>>>

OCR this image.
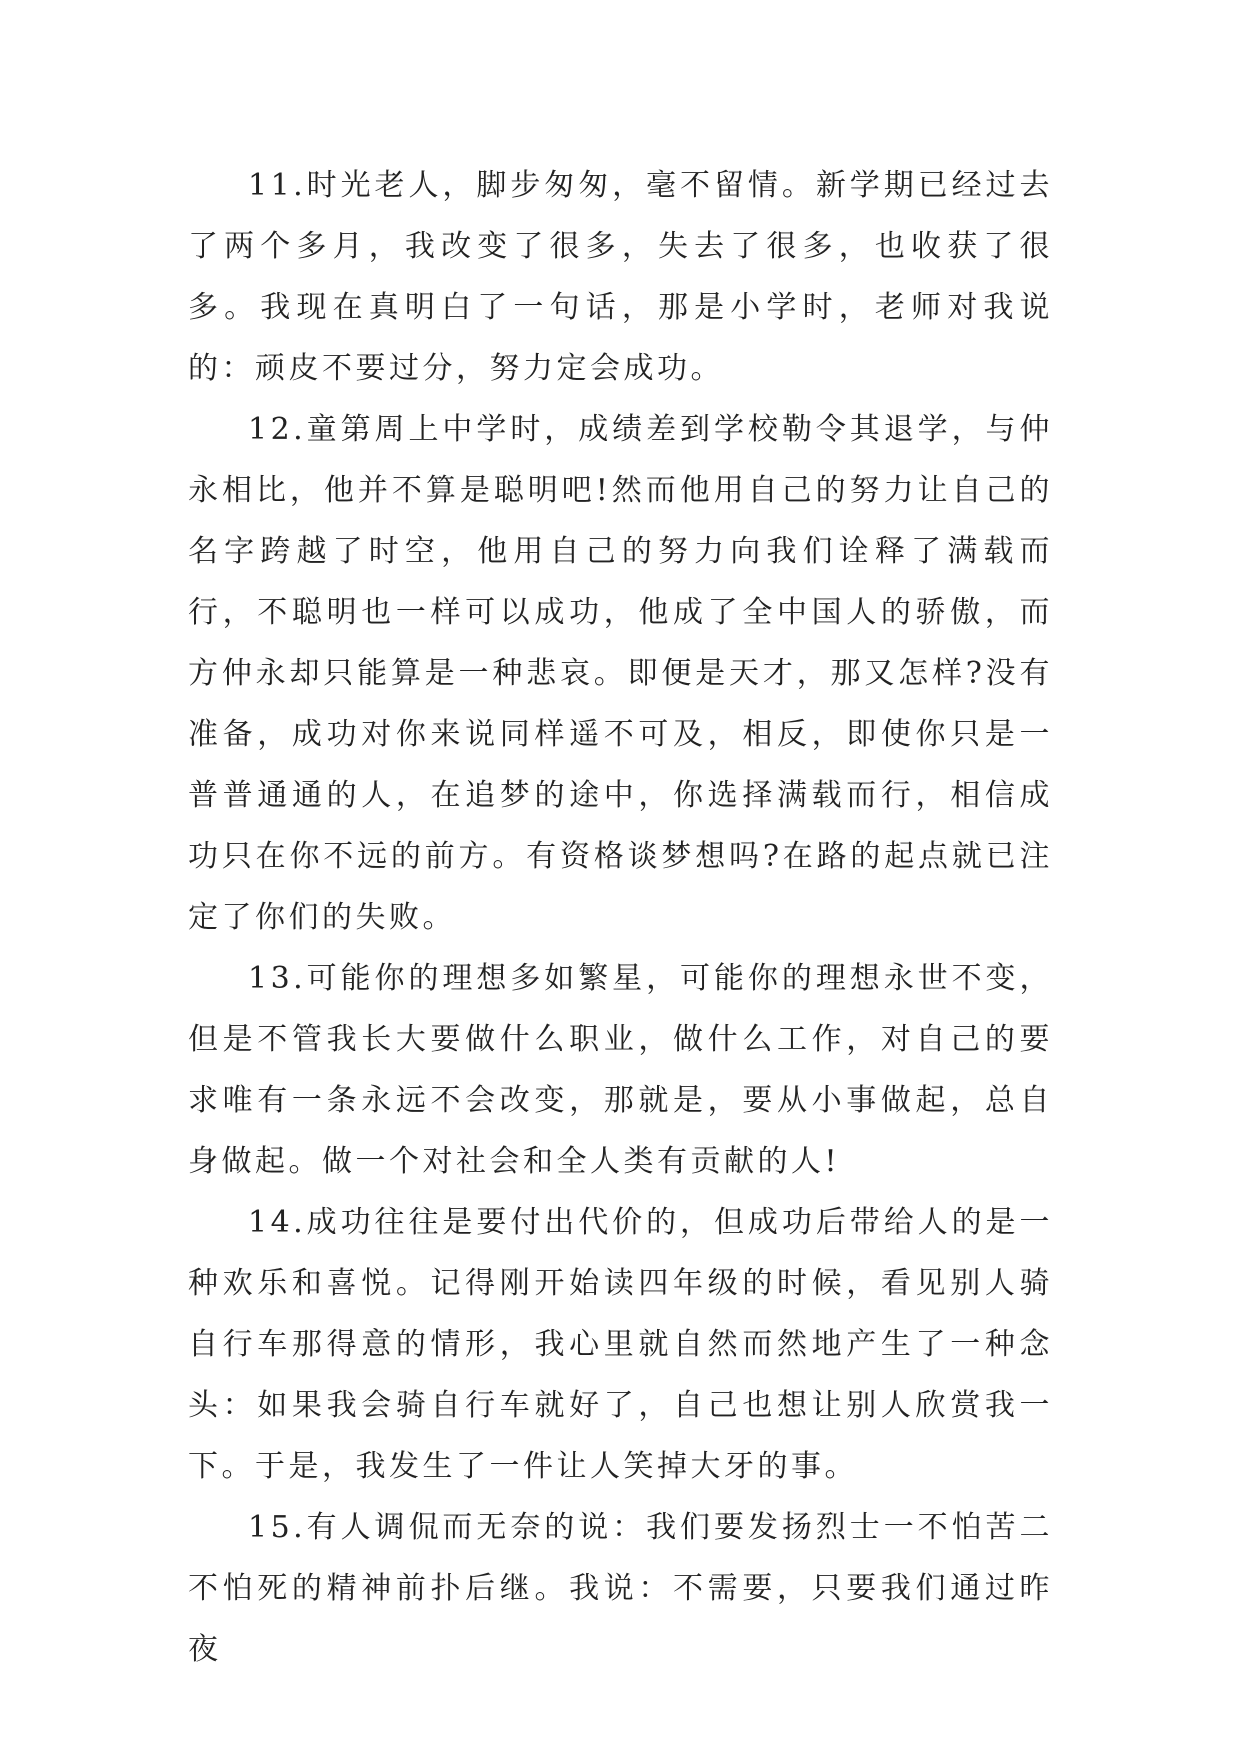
11.时光老人，脚步匆匆，毫不留情。新学期已经过去了两个多月，我改变了很多，失去了很多，也收获了很多。我现在真明白了一句话，那是小学时，老师对我说的：顽皮不要过分，努力定会成功。

12.童第周上中学时，成绩差到学校勒令其退学，与仲永相比，他并不算是聪明吧!然而他用自己的努力让自己的名字跨越了时空，他用自己的努力向我们诠释了满载而行，不聪明也一样可以成功，他成了全中国人的骄傲，而方仲永却只能算是一种悲哀。即便是天才，那又怎样?没有准备，成功对你来说同样遥不可及，相反，即使你只是一普普通通的人，在追梦的途中，你选择满载而行，相信成功只在你不远的前方。有资格谈梦想吗?在路的起点就已注定了你们的失败。

13.可能你的理想多如繁星，可能你的理想永世不变，但是不管我长大要做什么职业，做什么工作，对自己的要求唯有一条永远不会改变，那就是，要从小事做起，总自身做起。做一个对社会和全人类有贡献的人!

14.成功往往是要付出代价的，但成功后带给人的是一种欢乐和喜悦。记得刚开始读四年级的时候，看见别人骑自行车那得意的情形，我心里就自然而然地产生了一种念头：如果我会骑自行车就好了，自己也想让别人欣赏我一下。于是，我发生了一件让人笑掉大牙的事。

15.有人调侃而无奈的说：我们要发扬烈士一不怕苦二不怕死的精神前扑后继。我说：不需要，只要我们通过昨夜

<<<

- _WHAT TO WORK ON_:
Transcribe every record above exactly, leaving out the pictures.

- _ANSWER TO THE PROBLEM_:
OCR this image.
11.时光老人，脚步匆匆，毫不留情。新学期已经过去了两个多月，我改变了很多，失去了很多，也收获了很多。我现在真明白了一句话，那是小学时，老师对我说的：顽皮不要过分，努力定会成功。

12.童第周上中学时，成绩差到学校勒令其退学，与仲永相比，他并不算是聪明吧!然而他用自己的努力让自己的名字跨越了时空，他用自己的努力向我们诠释了满载而行，不聪明也一样可以成功，他成了全中国人的骄傲，而方仲永却只能算是一种悲哀。即便是天才，那又怎样?没有准备，成功对你来说同样遥不可及，相反，即使你只是一普普通通的人，在追梦的途中，你选择满载而行，相信成功只在你不远的前方。有资格谈梦想吗?在路的起点就已注定了你们的失败。

13.可能你的理想多如繁星，可能你的理想永世不变，但是不管我长大要做什么职业，做什么工作，对自己的要求唯有一条永远不会改变，那就是，要从小事做起，总自身做起。做一个对社会和全人类有贡献的人!

14.成功往往是要付出代价的，但成功后带给人的是一种欢乐和喜悦。记得刚开始读四年级的时候，看见别人骑自行车那得意的情形，我心里就自然而然地产生了一种念头：如果我会骑自行车就好了，自己也想让别人欣赏我一下。于是，我发生了一件让人笑掉大牙的事。

15.有人调侃而无奈的说：我们要发扬烈士一不怕苦二不怕死的精神前扑后继。我说：不需要，只要我们通过昨夜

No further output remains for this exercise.